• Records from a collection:

begin

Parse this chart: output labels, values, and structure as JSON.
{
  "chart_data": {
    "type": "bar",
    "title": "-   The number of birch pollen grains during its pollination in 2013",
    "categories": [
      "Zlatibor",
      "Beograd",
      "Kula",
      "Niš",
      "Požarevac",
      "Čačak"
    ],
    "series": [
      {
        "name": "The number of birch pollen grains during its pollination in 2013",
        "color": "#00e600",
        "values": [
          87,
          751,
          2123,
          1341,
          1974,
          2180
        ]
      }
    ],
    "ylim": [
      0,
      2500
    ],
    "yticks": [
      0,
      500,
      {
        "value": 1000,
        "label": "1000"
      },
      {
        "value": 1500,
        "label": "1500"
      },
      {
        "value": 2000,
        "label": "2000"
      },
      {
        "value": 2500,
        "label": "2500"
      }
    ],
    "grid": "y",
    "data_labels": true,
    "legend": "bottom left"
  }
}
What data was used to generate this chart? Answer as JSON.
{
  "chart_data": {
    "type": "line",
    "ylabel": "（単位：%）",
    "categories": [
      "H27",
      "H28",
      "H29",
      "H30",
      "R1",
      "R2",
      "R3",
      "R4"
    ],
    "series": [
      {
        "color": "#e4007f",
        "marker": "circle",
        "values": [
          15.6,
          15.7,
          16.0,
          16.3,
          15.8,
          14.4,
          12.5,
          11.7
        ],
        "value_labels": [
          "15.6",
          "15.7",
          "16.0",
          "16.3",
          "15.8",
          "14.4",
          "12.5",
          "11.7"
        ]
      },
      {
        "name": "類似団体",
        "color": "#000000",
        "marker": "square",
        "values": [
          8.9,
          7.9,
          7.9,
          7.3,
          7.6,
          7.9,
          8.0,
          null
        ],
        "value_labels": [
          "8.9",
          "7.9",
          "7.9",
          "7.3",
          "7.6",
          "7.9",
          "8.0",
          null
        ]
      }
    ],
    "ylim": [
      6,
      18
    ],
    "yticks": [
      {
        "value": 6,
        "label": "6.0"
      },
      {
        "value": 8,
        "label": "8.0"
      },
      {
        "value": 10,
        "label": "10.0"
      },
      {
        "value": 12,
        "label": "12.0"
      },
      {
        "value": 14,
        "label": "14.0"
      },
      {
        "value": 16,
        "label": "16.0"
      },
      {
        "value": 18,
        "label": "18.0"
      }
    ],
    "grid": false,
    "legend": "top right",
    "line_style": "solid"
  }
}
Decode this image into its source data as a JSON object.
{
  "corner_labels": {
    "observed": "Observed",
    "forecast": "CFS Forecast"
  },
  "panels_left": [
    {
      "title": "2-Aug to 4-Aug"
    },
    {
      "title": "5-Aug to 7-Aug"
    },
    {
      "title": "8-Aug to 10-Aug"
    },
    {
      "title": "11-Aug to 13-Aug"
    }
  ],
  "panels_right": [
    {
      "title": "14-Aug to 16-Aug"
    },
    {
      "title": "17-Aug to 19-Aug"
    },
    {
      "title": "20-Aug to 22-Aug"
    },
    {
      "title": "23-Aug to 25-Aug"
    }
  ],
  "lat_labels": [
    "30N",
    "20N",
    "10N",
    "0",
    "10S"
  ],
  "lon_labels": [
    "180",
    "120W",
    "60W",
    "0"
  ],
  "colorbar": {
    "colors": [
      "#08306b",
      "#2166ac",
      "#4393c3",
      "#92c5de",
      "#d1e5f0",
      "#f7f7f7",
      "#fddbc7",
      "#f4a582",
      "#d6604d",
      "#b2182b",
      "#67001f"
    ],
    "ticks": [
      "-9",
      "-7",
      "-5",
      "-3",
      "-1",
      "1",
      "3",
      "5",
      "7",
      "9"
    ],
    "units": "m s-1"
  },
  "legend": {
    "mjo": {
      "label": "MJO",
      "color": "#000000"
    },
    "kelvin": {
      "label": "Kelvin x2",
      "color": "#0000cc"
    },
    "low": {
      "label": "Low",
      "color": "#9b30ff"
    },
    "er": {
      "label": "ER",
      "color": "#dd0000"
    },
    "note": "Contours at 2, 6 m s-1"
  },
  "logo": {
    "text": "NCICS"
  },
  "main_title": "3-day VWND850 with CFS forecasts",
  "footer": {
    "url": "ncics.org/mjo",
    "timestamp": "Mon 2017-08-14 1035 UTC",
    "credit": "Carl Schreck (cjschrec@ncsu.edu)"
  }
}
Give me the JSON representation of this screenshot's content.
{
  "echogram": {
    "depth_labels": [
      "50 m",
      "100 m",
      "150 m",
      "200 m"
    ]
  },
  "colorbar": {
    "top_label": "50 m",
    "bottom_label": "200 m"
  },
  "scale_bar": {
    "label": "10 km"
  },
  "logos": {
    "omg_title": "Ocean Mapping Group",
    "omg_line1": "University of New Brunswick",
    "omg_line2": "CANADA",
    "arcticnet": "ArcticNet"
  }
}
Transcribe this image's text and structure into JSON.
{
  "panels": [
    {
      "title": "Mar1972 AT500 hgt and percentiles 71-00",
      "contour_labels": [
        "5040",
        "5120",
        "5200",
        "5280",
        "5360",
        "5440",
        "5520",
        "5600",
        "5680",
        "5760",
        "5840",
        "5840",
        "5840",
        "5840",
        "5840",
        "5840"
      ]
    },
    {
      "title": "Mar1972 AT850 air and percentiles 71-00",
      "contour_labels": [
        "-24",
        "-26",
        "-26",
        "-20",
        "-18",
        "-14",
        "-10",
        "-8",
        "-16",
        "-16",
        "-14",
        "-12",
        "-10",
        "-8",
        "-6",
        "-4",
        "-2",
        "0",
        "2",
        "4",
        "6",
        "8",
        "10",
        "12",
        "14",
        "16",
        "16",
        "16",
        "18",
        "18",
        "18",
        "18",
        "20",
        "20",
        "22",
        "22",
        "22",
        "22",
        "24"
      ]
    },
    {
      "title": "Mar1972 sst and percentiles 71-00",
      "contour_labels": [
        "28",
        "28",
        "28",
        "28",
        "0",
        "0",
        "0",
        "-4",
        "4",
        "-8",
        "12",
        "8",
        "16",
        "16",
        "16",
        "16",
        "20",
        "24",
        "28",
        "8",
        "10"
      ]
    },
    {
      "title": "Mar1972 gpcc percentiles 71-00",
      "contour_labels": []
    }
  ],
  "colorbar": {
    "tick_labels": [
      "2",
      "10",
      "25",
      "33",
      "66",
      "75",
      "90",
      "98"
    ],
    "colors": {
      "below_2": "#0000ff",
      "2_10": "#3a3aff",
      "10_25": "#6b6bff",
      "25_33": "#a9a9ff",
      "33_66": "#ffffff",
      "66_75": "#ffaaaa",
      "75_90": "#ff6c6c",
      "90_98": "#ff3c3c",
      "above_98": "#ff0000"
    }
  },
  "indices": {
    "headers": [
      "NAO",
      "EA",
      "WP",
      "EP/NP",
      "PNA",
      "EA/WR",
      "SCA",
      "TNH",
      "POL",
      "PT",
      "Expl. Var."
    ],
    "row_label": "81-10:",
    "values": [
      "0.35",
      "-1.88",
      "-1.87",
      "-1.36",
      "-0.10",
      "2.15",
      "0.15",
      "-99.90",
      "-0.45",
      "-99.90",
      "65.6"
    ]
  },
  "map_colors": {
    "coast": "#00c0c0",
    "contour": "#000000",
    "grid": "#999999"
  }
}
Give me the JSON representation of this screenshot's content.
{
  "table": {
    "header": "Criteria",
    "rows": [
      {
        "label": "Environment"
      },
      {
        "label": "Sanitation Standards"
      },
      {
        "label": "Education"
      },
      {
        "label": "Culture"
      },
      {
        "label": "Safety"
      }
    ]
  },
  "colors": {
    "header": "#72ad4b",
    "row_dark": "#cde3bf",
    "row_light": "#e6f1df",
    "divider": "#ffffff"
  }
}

end

• Objective: Print out all the entries precisely as written.

• Task output:
Parse this chart: output labels, values, and structure as JSON.
{
  "chart_data": {
    "type": "bar",
    "title": "-   The number of birch pollen grains during its pollination in 2013",
    "categories": [
      "Zlatibor",
      "Beograd",
      "Kula",
      "Niš",
      "Požarevac",
      "Čačak"
    ],
    "series": [
      {
        "name": "The number of birch pollen grains during its pollination in 2013",
        "color": "#00e600",
        "values": [
          87,
          751,
          2123,
          1341,
          1974,
          2180
        ]
      }
    ],
    "ylim": [
      0,
      2500
    ],
    "yticks": [
      0,
      500,
      {
        "value": 1000,
        "label": "1000"
      },
      {
        "value": 1500,
        "label": "1500"
      },
      {
        "value": 2000,
        "label": "2000"
      },
      {
        "value": 2500,
        "label": "2500"
      }
    ],
    "grid": "y",
    "data_labels": true,
    "legend": "bottom left"
  }
}
What data was used to generate this chart? Answer as JSON.
{
  "chart_data": {
    "type": "line",
    "ylabel": "（単位：%）",
    "categories": [
      "H27",
      "H28",
      "H29",
      "H30",
      "R1",
      "R2",
      "R3",
      "R4"
    ],
    "series": [
      {
        "color": "#e4007f",
        "marker": "circle",
        "values": [
          15.6,
          15.7,
          16.0,
          16.3,
          15.8,
          14.4,
          12.5,
          11.7
        ],
        "value_labels": [
          "15.6",
          "15.7",
          "16.0",
          "16.3",
          "15.8",
          "14.4",
          "12.5",
          "11.7"
        ]
      },
      {
        "name": "類似団体",
        "color": "#000000",
        "marker": "square",
        "values": [
          8.9,
          7.9,
          7.9,
          7.3,
          7.6,
          7.9,
          8.0,
          null
        ],
        "value_labels": [
          "8.9",
          "7.9",
          "7.9",
          "7.3",
          "7.6",
          "7.9",
          "8.0",
          null
        ]
      }
    ],
    "ylim": [
      6,
      18
    ],
    "yticks": [
      {
        "value": 6,
        "label": "6.0"
      },
      {
        "value": 8,
        "label": "8.0"
      },
      {
        "value": 10,
        "label": "10.0"
      },
      {
        "value": 12,
        "label": "12.0"
      },
      {
        "value": 14,
        "label": "14.0"
      },
      {
        "value": 16,
        "label": "16.0"
      },
      {
        "value": 18,
        "label": "18.0"
      }
    ],
    "grid": false,
    "legend": "top right",
    "line_style": "solid"
  }
}
Decode this image into its source data as a JSON object.
{
  "corner_labels": {
    "observed": "Observed",
    "forecast": "CFS Forecast"
  },
  "panels_left": [
    {
      "title": "2-Aug to 4-Aug"
    },
    {
      "title": "5-Aug to 7-Aug"
    },
    {
      "title": "8-Aug to 10-Aug"
    },
    {
      "title": "11-Aug to 13-Aug"
    }
  ],
  "panels_right": [
    {
      "title": "14-Aug to 16-Aug"
    },
    {
      "title": "17-Aug to 19-Aug"
    },
    {
      "title": "20-Aug to 22-Aug"
    },
    {
      "title": "23-Aug to 25-Aug"
    }
  ],
  "lat_labels": [
    "30N",
    "20N",
    "10N",
    "0",
    "10S"
  ],
  "lon_labels": [
    "180",
    "120W",
    "60W",
    "0"
  ],
  "colorbar": {
    "colors": [
      "#08306b",
      "#2166ac",
      "#4393c3",
      "#92c5de",
      "#d1e5f0",
      "#f7f7f7",
      "#fddbc7",
      "#f4a582",
      "#d6604d",
      "#b2182b",
      "#67001f"
    ],
    "ticks": [
      "-9",
      "-7",
      "-5",
      "-3",
      "-1",
      "1",
      "3",
      "5",
      "7",
      "9"
    ],
    "units": "m s-1"
  },
  "legend": {
    "mjo": {
      "label": "MJO",
      "color": "#000000"
    },
    "kelvin": {
      "label": "Kelvin x2",
      "color": "#0000cc"
    },
    "low": {
      "label": "Low",
      "color": "#9b30ff"
    },
    "er": {
      "label": "ER",
      "color": "#dd0000"
    },
    "note": "Contours at 2, 6 m s-1"
  },
  "logo": {
    "text": "NCICS"
  },
  "main_title": "3-day VWND850 with CFS forecasts",
  "footer": {
    "url": "ncics.org/mjo",
    "timestamp": "Mon 2017-08-14 1035 UTC",
    "credit": "Carl Schreck (cjschrec@ncsu.edu)"
  }
}
Give me the JSON representation of this screenshot's content.
{
  "echogram": {
    "depth_labels": [
      "50 m",
      "100 m",
      "150 m",
      "200 m"
    ]
  },
  "colorbar": {
    "top_label": "50 m",
    "bottom_label": "200 m"
  },
  "scale_bar": {
    "label": "10 km"
  },
  "logos": {
    "omg_title": "Ocean Mapping Group",
    "omg_line1": "University of New Brunswick",
    "omg_line2": "CANADA",
    "arcticnet": "ArcticNet"
  }
}
Transcribe this image's text and structure into JSON.
{
  "panels": [
    {
      "title": "Mar1972 AT500 hgt and percentiles 71-00",
      "contour_labels": [
        "5040",
        "5120",
        "5200",
        "5280",
        "5360",
        "5440",
        "5520",
        "5600",
        "5680",
        "5760",
        "5840",
        "5840",
        "5840",
        "5840",
        "5840",
        "5840"
      ]
    },
    {
      "title": "Mar1972 AT850 air and percentiles 71-00",
      "contour_labels": [
        "-24",
        "-26",
        "-26",
        "-20",
        "-18",
        "-14",
        "-10",
        "-8",
        "-16",
        "-16",
        "-14",
        "-12",
        "-10",
        "-8",
        "-6",
        "-4",
        "-2",
        "0",
        "2",
        "4",
        "6",
        "8",
        "10",
        "12",
        "14",
        "16",
        "16",
        "16",
        "18",
        "18",
        "18",
        "18",
        "20",
        "20",
        "22",
        "22",
        "22",
        "22",
        "24"
      ]
    },
    {
      "title": "Mar1972 sst and percentiles 71-00",
      "contour_labels": [
        "28",
        "28",
        "28",
        "28",
        "0",
        "0",
        "0",
        "-4",
        "4",
        "-8",
        "12",
        "8",
        "16",
        "16",
        "16",
        "16",
        "20",
        "24",
        "28",
        "8",
        "10"
      ]
    },
    {
      "title": "Mar1972 gpcc percentiles 71-00",
      "contour_labels": []
    }
  ],
  "colorbar": {
    "tick_labels": [
      "2",
      "10",
      "25",
      "33",
      "66",
      "75",
      "90",
      "98"
    ],
    "colors": {
      "below_2": "#0000ff",
      "2_10": "#3a3aff",
      "10_25": "#6b6bff",
      "25_33": "#a9a9ff",
      "33_66": "#ffffff",
      "66_75": "#ffaaaa",
      "75_90": "#ff6c6c",
      "90_98": "#ff3c3c",
      "above_98": "#ff0000"
    }
  },
  "indices": {
    "headers": [
      "NAO",
      "EA",
      "WP",
      "EP/NP",
      "PNA",
      "EA/WR",
      "SCA",
      "TNH",
      "POL",
      "PT",
      "Expl. Var."
    ],
    "row_label": "81-10:",
    "values": [
      "0.35",
      "-1.88",
      "-1.87",
      "-1.36",
      "-0.10",
      "2.15",
      "0.15",
      "-99.90",
      "-0.45",
      "-99.90",
      "65.6"
    ]
  },
  "map_colors": {
    "coast": "#00c0c0",
    "contour": "#000000",
    "grid": "#999999"
  }
}
Give me the JSON representation of this screenshot's content.
{
  "table": {
    "header": "Criteria",
    "rows": [
      {
        "label": "Environment"
      },
      {
        "label": "Sanitation Standards"
      },
      {
        "label": "Education"
      },
      {
        "label": "Culture"
      },
      {
        "label": "Safety"
      }
    ]
  },
  "colors": {
    "header": "#72ad4b",
    "row_dark": "#cde3bf",
    "row_light": "#e6f1df",
    "divider": "#ffffff"
  }
}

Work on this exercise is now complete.